▶ TASK BRIEF:
Copy these lines word for word, starting at the line containing "list-item-line: 9. После" and ending after the line containing "list-item-line: 6. Поднимать".

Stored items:
###

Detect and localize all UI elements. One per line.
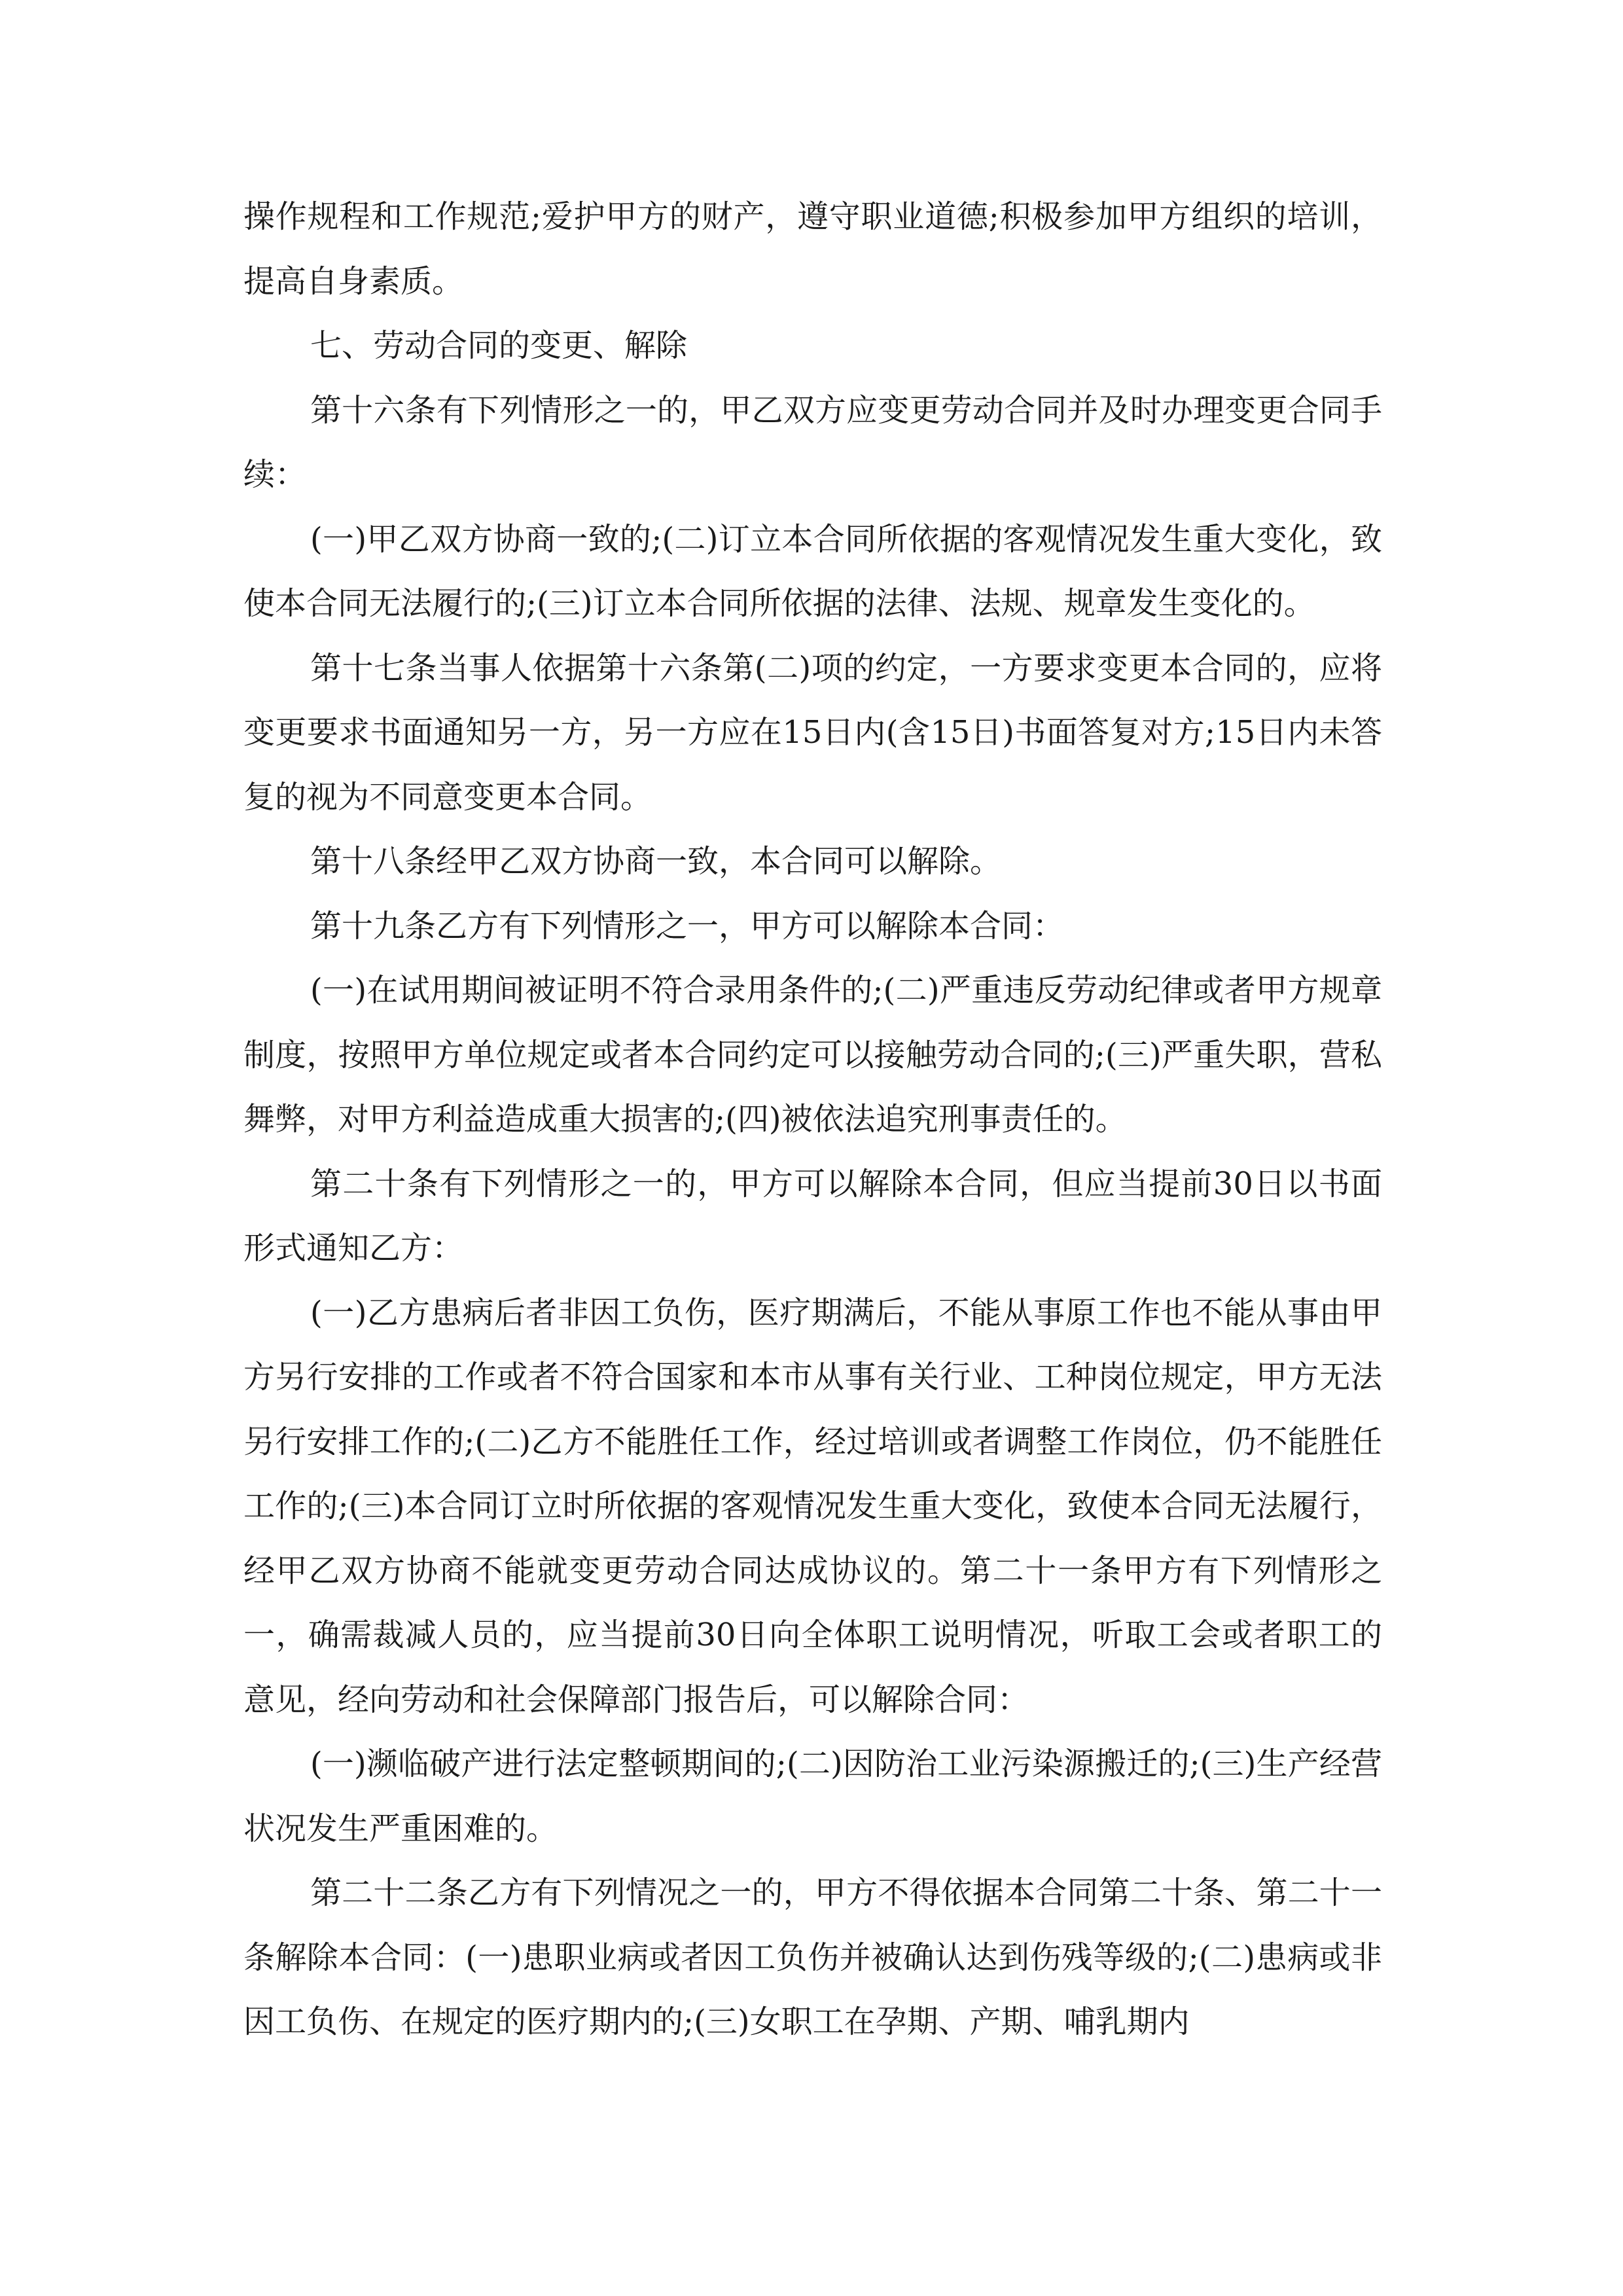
article-16: 第十六条有下列情形之一的，甲乙双方应变更劳动合同并及时办理变更合同手续： [243,391,1382,493]
article-20-items-and-article-21: (一)乙方患病后者非因工负伤，医疗期满后，不能从事原工作也不能从事由甲方另行安排的工作或者不符合国家和本市从事有关行业、工种岗位规定，甲方无法另行安排工作的;(二)乙方不能胜任工作，经过培训或者调整工作岗位，仍不能胜任工作的;(三)本合同订立时所依据的客观情况发生重大变化，致使本合同无法履行，经甲乙双方协商不能就变更劳动合同达成协议的。第二十一条甲方有下列情形之一，确需裁减人员的，应当提前30日向全体职工说明情况，听取工会或者职工的意见，经向劳动和社会保障部门报告后，可以解除合同： [243,1294,1382,1718]
document-body [243,185,1382,2054]
paragraph-duties-continued: 操作规程和工作规范;爱护甲方的财产，遵守职业道德;积极参加甲方组织的培训，提高自身素质。 [243,198,1382,300]
article-19: 第十九条乙方有下列情形之一，甲方可以解除本合同： [310,907,1065,944]
section-heading-contract-change: 七、劳动合同的变更、解除 [310,327,688,364]
article-22: 第二十二条乙方有下列情况之一的，甲方不得依据本合同第二十条、第二十一条解除本合同：(一)患职业病或者因工负伤并被确认达到伤残等级的;(二)患病或非因工负伤、在规定的医疗期内的;(三)女职工在孕期、产期、哺乳期内 [243,1874,1382,2040]
article-18: 第十八条经甲乙双方协商一致，本合同可以解除。 [310,843,1002,880]
article-20: 第二十条有下列情形之一的，甲方可以解除本合同，但应当提前30日以书面形式通知乙方： [243,1165,1382,1266]
article-21-items: (一)濒临破产进行法定整顿期间的;(二)因防治工业污染源搬迁的;(三)生产经营状况发生严重困难的。 [243,1746,1382,1847]
article-17: 第十七条当事人依据第十六条第(二)项的约定，一方要求变更本合同的，应将变更要求书面通知另一方，另一方应在15日内(含15日)书面答复对方;15日内未答复的视为不同意变更本合同。 [243,649,1382,816]
article-16-items: (一)甲乙双方协商一致的;(二)订立本合同所依据的客观情况发生重大变化，致使本合同无法履行的;(三)订立本合同所依据的法律、法规、规章发生变化的。 [243,520,1382,622]
article-19-items: (一)在试用期间被证明不符合录用条件的;(二)严重违反劳动纪律或者甲方规章制度，按照甲方单位规定或者本合同约定可以接触劳动合同的;(三)严重失职，营私舞弊，对甲方利益造成重大损害的;(四)被依法追究刑事责任的。 [243,972,1382,1138]
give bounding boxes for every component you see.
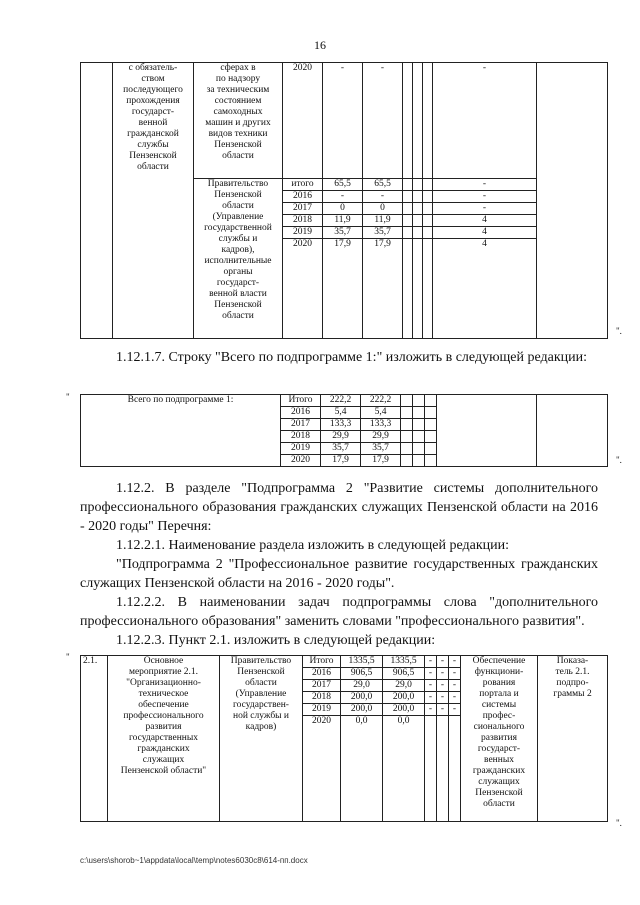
table-subprogram1-continued: с обязатель- ством последующего прохождения государст- венной гражданской службы Пензенской области сферах в по надзору за техническим состоянием самоходных машин и других видов техники Пензенской области 2020 - - - Правительство Пензенской области (Управление государственной службы и кадров), исполнительные органы государст- венной власти Пензенской области итого 65,5 65,5 - 2016 - - - 2017 0 0 - 2018 11,9 11,9 4 2019 35,7 35,7 4 2020 17,9 17,9 4 bbox=[80, 62, 608, 339]
table-row: 2019 35,7 35,7 4 bbox=[81, 227, 608, 239]
table-row: 2016 5,4 5,4 bbox=[81, 407, 608, 419]
closing-quote: ". bbox=[616, 455, 622, 465]
opening-quote: " bbox=[66, 392, 70, 402]
closing-quote: ". bbox=[616, 818, 622, 828]
table-row: 2016 906,5 906,5 - - - bbox=[81, 668, 608, 680]
table-row: 2016 - - - bbox=[81, 191, 608, 203]
table-row: 2017 0 0 - bbox=[81, 203, 608, 215]
table-row: 2020 17,9 17,9 4 bbox=[81, 239, 608, 339]
table-row: 2020 0,0 0,0 bbox=[81, 716, 608, 822]
paragraph-1-12-2-3: 1.12.2.3. Пункт 2.1. изложить в следующей редакции: bbox=[116, 633, 436, 648]
table-row: Всего по подпрограмме 1: Итого 222,2 222,2 bbox=[81, 395, 608, 407]
table-row: 2018 200,0 200,0 - - - bbox=[81, 692, 608, 704]
closing-quote: ". bbox=[616, 326, 622, 336]
table-total-subprogram1 bbox=[80, 394, 608, 467]
table-item-2-1 bbox=[80, 655, 608, 822]
paragraph-1-12-2: 1.12.2. В разделе "Подпрограмма 2 "Развитие системы дополнительного профессионального образования гражданских служащих Пензенской области на 2016 - 2020 годы" Перечня: bbox=[80, 481, 598, 534]
table-row: 2018 11,9 11,9 4 bbox=[81, 215, 608, 227]
table-row: 2020 17,9 17,9 bbox=[81, 455, 608, 467]
supervision-cell: сферах в по надзору за техническим состоянием самоходных машин и других видов техники Пензенской области bbox=[194, 63, 283, 179]
page-number: 16 bbox=[314, 38, 326, 52]
table-row: 2018 29,9 29,9 bbox=[81, 431, 608, 443]
table-row: 2019 200,0 200,0 - - - bbox=[81, 704, 608, 716]
indicator-cell: Показа- тель 2.1. подпро- граммы 2 bbox=[538, 656, 608, 822]
obligation-cell: с обязатель- ством последующего прохождения государст- венной гражданской службы Пензенской области bbox=[113, 63, 194, 339]
opening-quote: " bbox=[66, 652, 70, 662]
total-label: Всего по подпрограмме 1: bbox=[81, 395, 281, 467]
footer-file-path: c:\users\shorob~1\appdata\local\temp\notes6030c8\614-пп.docx bbox=[80, 856, 308, 865]
item-number: 2.1. bbox=[81, 656, 108, 822]
paragraph-1-12-2-1: 1.12.2.1. Наименование раздела изложить в следующей редакции: bbox=[116, 538, 510, 553]
executor-cell: Правительство Пензенской области (Управление государствен- ной службы и кадров) bbox=[220, 656, 303, 822]
executor-cell: Правительство Пензенской области (Управление государственной службы и кадров), исполнительные органы государст- венной власти Пензенской области bbox=[194, 179, 283, 339]
table-row: 2.1. Основное мероприятие 2.1. "Организационно- техническое обеспечение профессионального развития государственных гражданских служащих Пензенской области" Правительство Пензенской области (Управление государствен- ной службы и кадров) Итого 1335,5 1335,5 - - - Обеспечение функциони- рования портала и системы профес- сионального развития государст- венных гражданских служащих Пензенской области Показа- тель 2.1. подпро- граммы 2 bbox=[81, 656, 608, 668]
paragraph-subprogram2-title: "Подпрограмма 2 "Профессиональное развитие государственных гражданских служащих Пензенской области на 2016 - 2020 годы". bbox=[80, 557, 598, 591]
table-row: 2017 29,0 29,0 - - - bbox=[81, 680, 608, 692]
table-row: 2017 133,3 133,3 bbox=[81, 419, 608, 431]
table-row: Правительство Пензенской области (Управление государственной службы и кадров), исполнительные органы государст- венной власти Пензенской области итого 65,5 65,5 - bbox=[81, 179, 608, 191]
event-cell: Основное мероприятие 2.1. "Организационно- техническое обеспечение профессионального развития государственных гражданских служащих Пензенской области" bbox=[108, 656, 220, 822]
paragraph-1-12-1-7: 1.12.1.7. Строку "Всего по подпрограмме 1:" изложить в следующей редакции: bbox=[116, 350, 588, 365]
result-cell: Обеспечение функциони- рования портала и системы профес- сионального развития государст- венных гражданских служащих Пензенской области bbox=[461, 656, 538, 822]
table-row: 2019 35,7 35,7 bbox=[81, 443, 608, 455]
paragraph-1-12-2-2: 1.12.2.2. В наименовании задач подпрограммы слова "дополнительного профессионального образования" заменить словами "профессионального развития". bbox=[80, 595, 598, 629]
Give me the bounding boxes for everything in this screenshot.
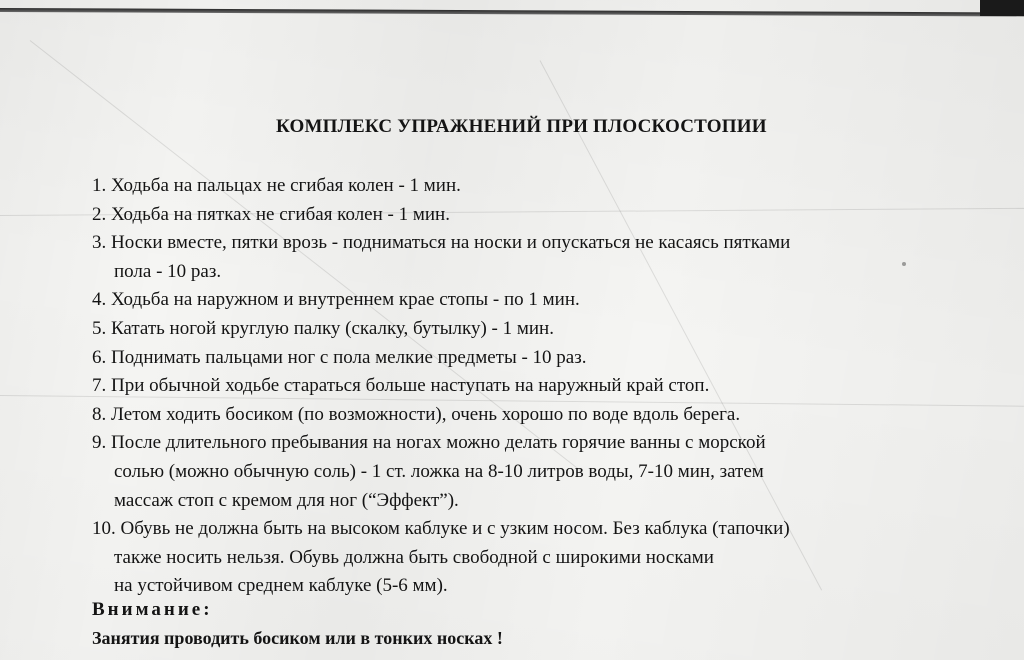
list-item-line: 9. После длительного пребывания на ногах можно делать горячие ванны с морской <box>92 432 766 454</box>
list-item-line: на устойчивом среднем каблуке (5-6 мм). <box>114 575 448 597</box>
list-item-line: массаж стоп с кремом для ног (“Эффект”). <box>114 489 459 511</box>
list-item <box>92 172 992 201</box>
list-item-line: пола - 10 раз. <box>114 260 222 282</box>
list-item <box>92 429 992 515</box>
list-item-line: 8. Летом ходить босиком (по возможности), очень хорошо по воде вдоль берега. <box>92 403 741 425</box>
list-item <box>92 344 992 373</box>
list-item <box>92 515 992 601</box>
document-title: КОМПЛЕКС УПРАЖНЕНИЙ ПРИ ПЛОСКОСТОПИИ <box>276 116 767 137</box>
list-item <box>92 315 992 344</box>
list-item-line: 6. Поднимать пальцами ног с пола мелкие предметы - 10 раз. <box>92 346 587 368</box>
list-item-line: также носить нельзя. Обувь должна быть свободной с широкими носками <box>114 546 714 568</box>
paper-corner-shadow <box>980 0 1024 16</box>
list-item-line: 7. При обычной ходьбе стараться больше наступать на наружный край стоп. <box>92 375 710 397</box>
list-item-line: 2. Ходьба на пятках не сгибая колен - 1 мин. <box>92 203 450 225</box>
list-item <box>92 229 992 286</box>
list-item-line: 3. Носки вместе, пятки врозь - подниматься на носки и опускаться не касаясь пятками <box>92 232 791 254</box>
exercise-list <box>92 172 992 601</box>
list-item-line: 1. Ходьба на пальцах не сгибая колен - 1 мин. <box>92 175 461 196</box>
list-item-line: 5. Катать ногой круглую палку (скалку, бутылку) - 1 мин. <box>92 317 554 339</box>
list-item <box>92 286 992 315</box>
list-item <box>92 201 992 230</box>
attention-heading: Внимание: <box>92 599 213 620</box>
list-item <box>92 372 992 401</box>
list-item-line: 10. Обувь не должна быть на высоком каблуке и с узким носом. Без каблука (тапочки) <box>92 518 790 540</box>
list-item <box>92 401 992 430</box>
list-item-line: солью (можно обычную соль) - 1 ст. ложка на 8-10 литров воды, 7-10 мин, затем <box>114 460 764 482</box>
list-item-line: 4. Ходьба на наружном и внутреннем крае стопы - по 1 мин. <box>92 289 580 311</box>
attention-note: Занятия проводить босиком или в тонких носках ! <box>92 628 503 648</box>
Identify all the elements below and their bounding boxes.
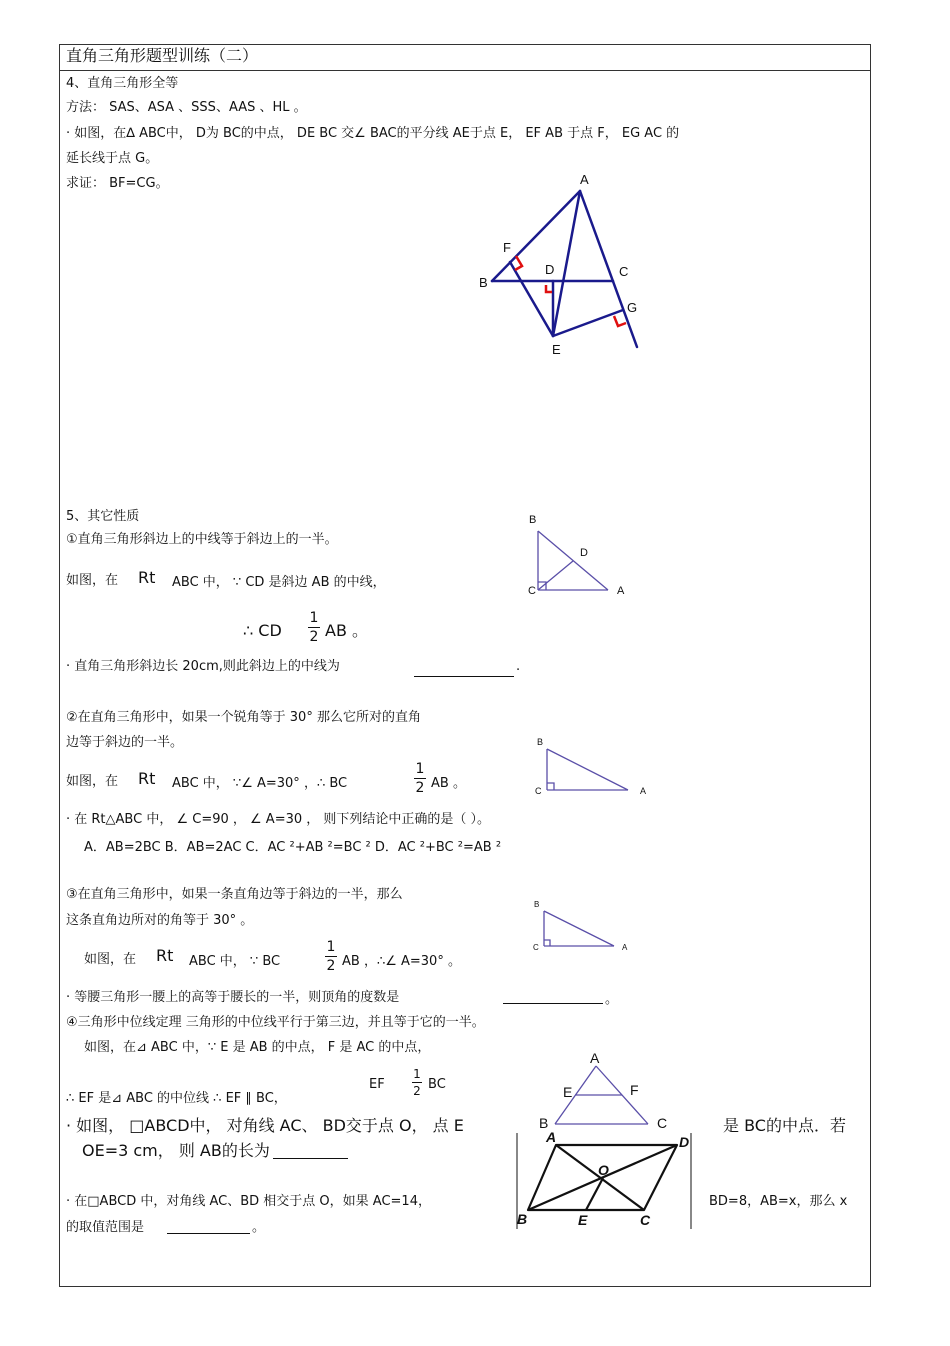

###

▶ FULL RESPONSE:
list-item-line: 9. После длительного пребывания на ногах можно делать горячие ванны с морской <box>92 432 766 454</box>
list-item-line: на устойчивом среднем каблуке (5-6 мм). <box>114 575 448 597</box>
list-item-line: массаж стоп с кремом для ног (“Эффект”). <box>114 489 459 511</box>
list-item <box>92 172 992 201</box>
list-item-line: пола - 10 раз. <box>114 260 222 282</box>
list-item <box>92 429 992 515</box>
list-item-line: 8. Летом ходить босиком (по возможности), очень хорошо по воде вдоль берега. <box>92 403 741 425</box>
list-item <box>92 344 992 373</box>
list-item <box>92 515 992 601</box>
document-title: КОМПЛЕКС УПРАЖНЕНИЙ ПРИ ПЛОСКОСТОПИИ <box>276 116 767 137</box>
list-item <box>92 315 992 344</box>
list-item-line: 6. Поднимать пальцами ног с пола мелкие предметы - 10 раз. <box>92 346 587 368</box>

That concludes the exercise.